:: SET TASK ::
Transcribe all of the records precisely as they are presented.

## START RECORDS SUPPLIED

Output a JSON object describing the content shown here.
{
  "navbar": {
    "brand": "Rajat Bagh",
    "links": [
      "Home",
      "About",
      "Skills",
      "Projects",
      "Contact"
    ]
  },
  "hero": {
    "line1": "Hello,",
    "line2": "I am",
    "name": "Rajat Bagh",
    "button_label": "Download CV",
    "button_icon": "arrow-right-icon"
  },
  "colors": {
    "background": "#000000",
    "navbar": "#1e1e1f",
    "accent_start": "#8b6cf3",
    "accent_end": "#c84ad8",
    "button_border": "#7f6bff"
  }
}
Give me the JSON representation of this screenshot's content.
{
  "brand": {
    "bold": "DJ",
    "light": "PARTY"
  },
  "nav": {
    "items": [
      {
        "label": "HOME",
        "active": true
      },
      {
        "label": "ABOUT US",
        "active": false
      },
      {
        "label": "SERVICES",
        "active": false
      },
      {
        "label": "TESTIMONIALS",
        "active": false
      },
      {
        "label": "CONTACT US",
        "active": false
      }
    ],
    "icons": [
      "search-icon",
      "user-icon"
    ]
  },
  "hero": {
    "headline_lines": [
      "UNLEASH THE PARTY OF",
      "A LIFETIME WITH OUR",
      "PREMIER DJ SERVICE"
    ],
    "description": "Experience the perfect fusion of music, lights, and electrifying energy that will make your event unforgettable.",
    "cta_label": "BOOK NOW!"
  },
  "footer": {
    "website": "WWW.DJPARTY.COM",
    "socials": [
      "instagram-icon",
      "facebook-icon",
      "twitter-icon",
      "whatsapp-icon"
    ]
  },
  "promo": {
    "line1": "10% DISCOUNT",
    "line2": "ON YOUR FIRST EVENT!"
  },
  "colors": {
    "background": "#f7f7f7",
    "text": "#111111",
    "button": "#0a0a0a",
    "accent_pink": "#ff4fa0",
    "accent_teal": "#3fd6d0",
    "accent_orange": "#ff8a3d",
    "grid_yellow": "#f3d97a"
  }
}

## END RECORDS SUPPLIED

:: THE OUTPUT ::
Output a JSON object describing the content shown here.
{
  "navbar": {
    "brand": "Rajat Bagh",
    "links": [
      "Home",
      "About",
      "Skills",
      "Projects",
      "Contact"
    ]
  },
  "hero": {
    "line1": "Hello,",
    "line2": "I am",
    "name": "Rajat Bagh",
    "button_label": "Download CV",
    "button_icon": "arrow-right-icon"
  },
  "colors": {
    "background": "#000000",
    "navbar": "#1e1e1f",
    "accent_start": "#8b6cf3",
    "accent_end": "#c84ad8",
    "button_border": "#7f6bff"
  }
}
Give me the JSON representation of this screenshot's content.
{
  "brand": {
    "bold": "DJ",
    "light": "PARTY"
  },
  "nav": {
    "items": [
      {
        "label": "HOME",
        "active": true
      },
      {
        "label": "ABOUT US",
        "active": false
      },
      {
        "label": "SERVICES",
        "active": false
      },
      {
        "label": "TESTIMONIALS",
        "active": false
      },
      {
        "label": "CONTACT US",
        "active": false
      }
    ],
    "icons": [
      "search-icon",
      "user-icon"
    ]
  },
  "hero": {
    "headline_lines": [
      "UNLEASH THE PARTY OF",
      "A LIFETIME WITH OUR",
      "PREMIER DJ SERVICE"
    ],
    "description": "Experience the perfect fusion of music, lights, and electrifying energy that will make your event unforgettable.",
    "cta_label": "BOOK NOW!"
  },
  "footer": {
    "website": "WWW.DJPARTY.COM",
    "socials": [
      "instagram-icon",
      "facebook-icon",
      "twitter-icon",
      "whatsapp-icon"
    ]
  },
  "promo": {
    "line1": "10% DISCOUNT",
    "line2": "ON YOUR FIRST EVENT!"
  },
  "colors": {
    "background": "#f7f7f7",
    "text": "#111111",
    "button": "#0a0a0a",
    "accent_pink": "#ff4fa0",
    "accent_teal": "#3fd6d0",
    "accent_orange": "#ff8a3d",
    "grid_yellow": "#f3d97a"
  }
}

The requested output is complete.